* **WRITTEN INSTRUCTION**
Starting with the line that contains "I need the location" and going on through the line that contains "folder-icon (150, 424, 186, 453)", output those lines of the items as a JSON list of strings, one string per line, with both end lines included and blank lines left out.

* **SOURCE DATA**
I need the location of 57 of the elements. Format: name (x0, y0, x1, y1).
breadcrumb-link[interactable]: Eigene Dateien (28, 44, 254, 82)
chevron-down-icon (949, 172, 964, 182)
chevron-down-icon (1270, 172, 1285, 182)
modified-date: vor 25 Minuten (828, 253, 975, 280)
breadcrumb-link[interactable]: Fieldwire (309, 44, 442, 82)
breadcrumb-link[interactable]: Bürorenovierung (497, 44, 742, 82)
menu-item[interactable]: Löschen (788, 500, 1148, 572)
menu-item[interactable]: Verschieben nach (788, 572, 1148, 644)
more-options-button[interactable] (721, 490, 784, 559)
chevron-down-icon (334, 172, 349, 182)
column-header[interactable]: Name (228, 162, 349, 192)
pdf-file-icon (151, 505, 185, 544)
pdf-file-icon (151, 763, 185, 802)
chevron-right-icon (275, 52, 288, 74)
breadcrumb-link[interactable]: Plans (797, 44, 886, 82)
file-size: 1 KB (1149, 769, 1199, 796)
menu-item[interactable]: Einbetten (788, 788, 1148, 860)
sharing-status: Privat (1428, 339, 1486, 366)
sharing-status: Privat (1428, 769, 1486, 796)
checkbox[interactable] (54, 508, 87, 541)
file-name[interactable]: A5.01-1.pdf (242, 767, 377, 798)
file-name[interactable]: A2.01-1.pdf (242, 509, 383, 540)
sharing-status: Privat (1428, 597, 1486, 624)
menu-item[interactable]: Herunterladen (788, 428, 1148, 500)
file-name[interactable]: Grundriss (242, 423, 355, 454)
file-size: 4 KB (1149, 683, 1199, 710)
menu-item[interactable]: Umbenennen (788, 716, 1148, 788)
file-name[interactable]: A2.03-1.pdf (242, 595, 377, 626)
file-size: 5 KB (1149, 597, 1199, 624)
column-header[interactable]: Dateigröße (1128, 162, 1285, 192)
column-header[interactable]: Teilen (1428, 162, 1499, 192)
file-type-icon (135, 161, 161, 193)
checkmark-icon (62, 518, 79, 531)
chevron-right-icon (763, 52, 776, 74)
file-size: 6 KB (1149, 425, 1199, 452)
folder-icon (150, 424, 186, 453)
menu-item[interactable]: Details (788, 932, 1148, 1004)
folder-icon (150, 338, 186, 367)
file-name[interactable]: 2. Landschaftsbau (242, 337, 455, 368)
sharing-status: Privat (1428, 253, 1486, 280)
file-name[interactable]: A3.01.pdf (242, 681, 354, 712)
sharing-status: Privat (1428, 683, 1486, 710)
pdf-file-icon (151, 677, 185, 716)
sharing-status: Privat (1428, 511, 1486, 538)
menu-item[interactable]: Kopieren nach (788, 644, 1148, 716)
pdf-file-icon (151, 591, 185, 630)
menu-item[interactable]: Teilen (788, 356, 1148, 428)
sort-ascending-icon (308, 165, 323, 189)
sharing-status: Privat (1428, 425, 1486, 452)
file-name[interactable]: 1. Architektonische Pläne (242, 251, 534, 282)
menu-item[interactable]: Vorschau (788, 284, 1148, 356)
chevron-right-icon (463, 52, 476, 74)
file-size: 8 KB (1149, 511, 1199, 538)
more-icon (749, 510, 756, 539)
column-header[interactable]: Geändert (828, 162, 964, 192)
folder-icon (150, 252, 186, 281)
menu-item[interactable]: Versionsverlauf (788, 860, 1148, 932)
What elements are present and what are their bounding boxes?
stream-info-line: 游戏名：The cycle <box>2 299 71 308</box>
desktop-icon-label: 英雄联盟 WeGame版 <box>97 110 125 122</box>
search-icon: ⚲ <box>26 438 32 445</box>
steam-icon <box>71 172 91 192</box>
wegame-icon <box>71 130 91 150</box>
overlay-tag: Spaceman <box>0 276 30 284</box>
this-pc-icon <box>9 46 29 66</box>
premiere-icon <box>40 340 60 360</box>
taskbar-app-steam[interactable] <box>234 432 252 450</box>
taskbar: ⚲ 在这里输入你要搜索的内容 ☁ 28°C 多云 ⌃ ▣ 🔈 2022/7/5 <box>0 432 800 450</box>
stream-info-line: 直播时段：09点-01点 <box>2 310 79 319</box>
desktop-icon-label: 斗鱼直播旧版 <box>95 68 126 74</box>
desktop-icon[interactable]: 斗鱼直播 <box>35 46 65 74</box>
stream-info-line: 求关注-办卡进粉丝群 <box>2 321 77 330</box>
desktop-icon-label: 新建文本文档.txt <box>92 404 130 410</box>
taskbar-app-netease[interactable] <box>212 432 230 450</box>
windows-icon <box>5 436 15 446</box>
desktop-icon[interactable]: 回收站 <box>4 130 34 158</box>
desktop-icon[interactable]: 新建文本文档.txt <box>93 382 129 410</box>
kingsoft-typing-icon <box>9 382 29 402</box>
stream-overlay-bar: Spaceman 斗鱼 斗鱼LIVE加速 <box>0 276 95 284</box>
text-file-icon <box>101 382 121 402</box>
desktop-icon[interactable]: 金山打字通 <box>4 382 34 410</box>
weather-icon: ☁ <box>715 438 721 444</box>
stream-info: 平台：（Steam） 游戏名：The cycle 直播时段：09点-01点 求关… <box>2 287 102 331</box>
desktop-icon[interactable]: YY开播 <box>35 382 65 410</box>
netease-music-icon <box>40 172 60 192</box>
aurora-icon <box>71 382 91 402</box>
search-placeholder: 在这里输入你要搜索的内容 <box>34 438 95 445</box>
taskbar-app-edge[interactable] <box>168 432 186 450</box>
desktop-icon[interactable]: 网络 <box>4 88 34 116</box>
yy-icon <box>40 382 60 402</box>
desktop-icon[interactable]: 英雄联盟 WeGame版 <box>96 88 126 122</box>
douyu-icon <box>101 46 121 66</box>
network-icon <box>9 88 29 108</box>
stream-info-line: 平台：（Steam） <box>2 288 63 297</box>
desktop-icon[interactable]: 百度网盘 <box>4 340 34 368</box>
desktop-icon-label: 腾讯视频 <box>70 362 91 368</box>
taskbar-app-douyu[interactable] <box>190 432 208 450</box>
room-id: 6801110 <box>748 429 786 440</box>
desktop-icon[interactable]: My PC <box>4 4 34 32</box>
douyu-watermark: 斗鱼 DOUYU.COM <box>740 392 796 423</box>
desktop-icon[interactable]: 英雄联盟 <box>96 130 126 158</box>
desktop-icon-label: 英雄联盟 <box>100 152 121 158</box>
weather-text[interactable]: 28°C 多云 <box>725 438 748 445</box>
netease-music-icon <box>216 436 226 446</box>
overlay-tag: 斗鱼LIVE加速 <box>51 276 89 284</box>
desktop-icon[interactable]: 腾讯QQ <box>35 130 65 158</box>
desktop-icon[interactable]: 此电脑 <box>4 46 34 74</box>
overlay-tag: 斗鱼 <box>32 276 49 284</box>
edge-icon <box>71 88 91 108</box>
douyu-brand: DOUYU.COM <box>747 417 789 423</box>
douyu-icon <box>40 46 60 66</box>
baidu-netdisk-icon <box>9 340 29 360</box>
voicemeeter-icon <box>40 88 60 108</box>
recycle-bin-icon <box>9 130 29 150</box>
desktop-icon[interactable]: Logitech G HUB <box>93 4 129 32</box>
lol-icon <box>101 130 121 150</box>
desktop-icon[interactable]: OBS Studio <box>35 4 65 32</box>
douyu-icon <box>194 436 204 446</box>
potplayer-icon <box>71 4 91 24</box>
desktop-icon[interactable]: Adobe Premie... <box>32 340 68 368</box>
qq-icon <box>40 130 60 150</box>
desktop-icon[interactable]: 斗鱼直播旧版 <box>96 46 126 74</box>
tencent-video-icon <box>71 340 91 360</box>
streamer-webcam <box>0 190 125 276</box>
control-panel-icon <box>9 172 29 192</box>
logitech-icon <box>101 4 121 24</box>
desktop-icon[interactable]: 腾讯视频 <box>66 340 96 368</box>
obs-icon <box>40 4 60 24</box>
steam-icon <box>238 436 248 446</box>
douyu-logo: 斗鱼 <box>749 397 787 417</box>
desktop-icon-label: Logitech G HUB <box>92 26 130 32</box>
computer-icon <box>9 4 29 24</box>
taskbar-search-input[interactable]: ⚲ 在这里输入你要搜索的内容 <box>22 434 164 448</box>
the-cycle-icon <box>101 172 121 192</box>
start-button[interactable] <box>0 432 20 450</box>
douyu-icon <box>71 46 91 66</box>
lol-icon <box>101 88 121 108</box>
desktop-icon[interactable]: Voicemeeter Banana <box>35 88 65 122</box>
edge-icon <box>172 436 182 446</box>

* * *

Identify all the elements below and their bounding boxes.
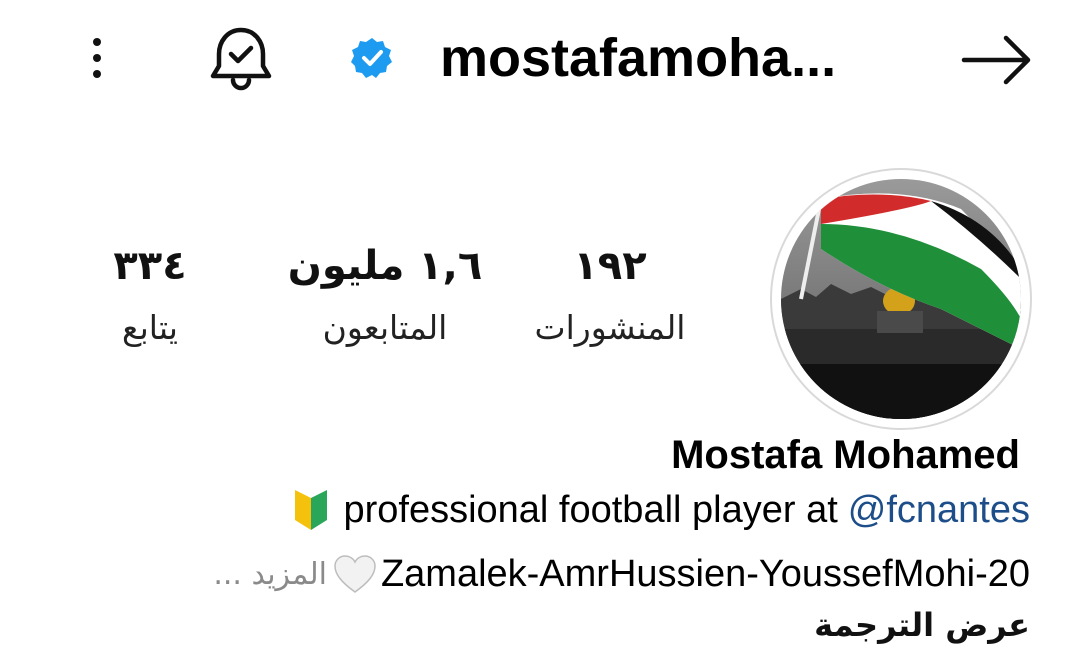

---

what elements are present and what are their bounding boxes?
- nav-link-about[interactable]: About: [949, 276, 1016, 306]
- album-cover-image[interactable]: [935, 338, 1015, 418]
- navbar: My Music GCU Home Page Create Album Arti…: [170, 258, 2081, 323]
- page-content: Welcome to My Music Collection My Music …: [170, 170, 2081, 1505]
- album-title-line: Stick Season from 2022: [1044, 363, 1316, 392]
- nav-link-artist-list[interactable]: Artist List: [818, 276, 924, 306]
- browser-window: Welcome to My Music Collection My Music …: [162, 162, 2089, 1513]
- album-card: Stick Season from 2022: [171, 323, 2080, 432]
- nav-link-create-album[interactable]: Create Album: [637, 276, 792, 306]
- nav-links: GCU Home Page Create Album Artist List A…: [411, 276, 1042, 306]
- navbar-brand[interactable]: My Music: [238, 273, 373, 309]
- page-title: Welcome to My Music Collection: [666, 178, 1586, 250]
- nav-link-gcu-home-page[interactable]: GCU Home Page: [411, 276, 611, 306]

* **RESPONSE TO THE TASK**
[
  "I need the location of 57 of the elements. Format: name (x0, y0, x1, y1).",
  "breadcrumb-link[interactable]: Eigene Dateien (28, 44, 254, 82)",
  "chevron-down-icon (949, 172, 964, 182)",
  "chevron-down-icon (1270, 172, 1285, 182)",
  "modified-date: vor 25 Minuten (828, 253, 975, 280)",
  "breadcrumb-link[interactable]: Fieldwire (309, 44, 442, 82)",
  "breadcrumb-link[interactable]: Bürorenovierung (497, 44, 742, 82)",
  "menu-item[interactable]: Löschen (788, 500, 1148, 572)",
  "menu-item[interactable]: Verschieben nach (788, 572, 1148, 644)",
  "more-options-button[interactable] (721, 490, 784, 559)",
  "chevron-down-icon (334, 172, 349, 182)",
  "column-header[interactable]: Name (228, 162, 349, 192)",
  "pdf-file-icon (151, 505, 185, 544)",
  "pdf-file-icon (151, 763, 185, 802)",
  "chevron-right-icon (275, 52, 288, 74)",
  "breadcrumb-link[interactable]: Plans (797, 44, 886, 82)",
  "file-size: 1 KB (1149, 769, 1199, 796)",
  "menu-item[interactable]: Einbetten (788, 788, 1148, 860)",
  "sharing-status: Privat (1428, 339, 1486, 366)",
  "sharing-status: Privat (1428, 769, 1486, 796)",
  "checkbox[interactable] (54, 508, 87, 541)",
  "file-name[interactable]: A5.01-1.pdf (242, 767, 377, 798)",
  "file-name[interactable]: A2.01-1.pdf (242, 509, 383, 540)",
  "sharing-status: Privat (1428, 597, 1486, 624)",
  "menu-item[interactable]: Herunterladen (788, 428, 1148, 500)",
  "file-name[interactable]: Grundriss (242, 423, 355, 454)",
  "file-size: 4 KB (1149, 683, 1199, 710)",
  "menu-item[interactable]: Umbenennen (788, 716, 1148, 788)",
  "file-name[interactable]: A2.03-1.pdf (242, 595, 377, 626)",
  "file-size: 5 KB (1149, 597, 1199, 624)",
  "column-header[interactable]: Dateigröße (1128, 162, 1285, 192)",
  "column-header[interactable]: Teilen (1428, 162, 1499, 192)",
  "file-type-icon (135, 161, 161, 193)",
  "checkmark-icon (62, 518, 79, 531)",
  "chevron-right-icon (763, 52, 776, 74)",
  "file-size: 6 KB (1149, 425, 1199, 452)",
  "folder-icon (150, 424, 186, 453)"
]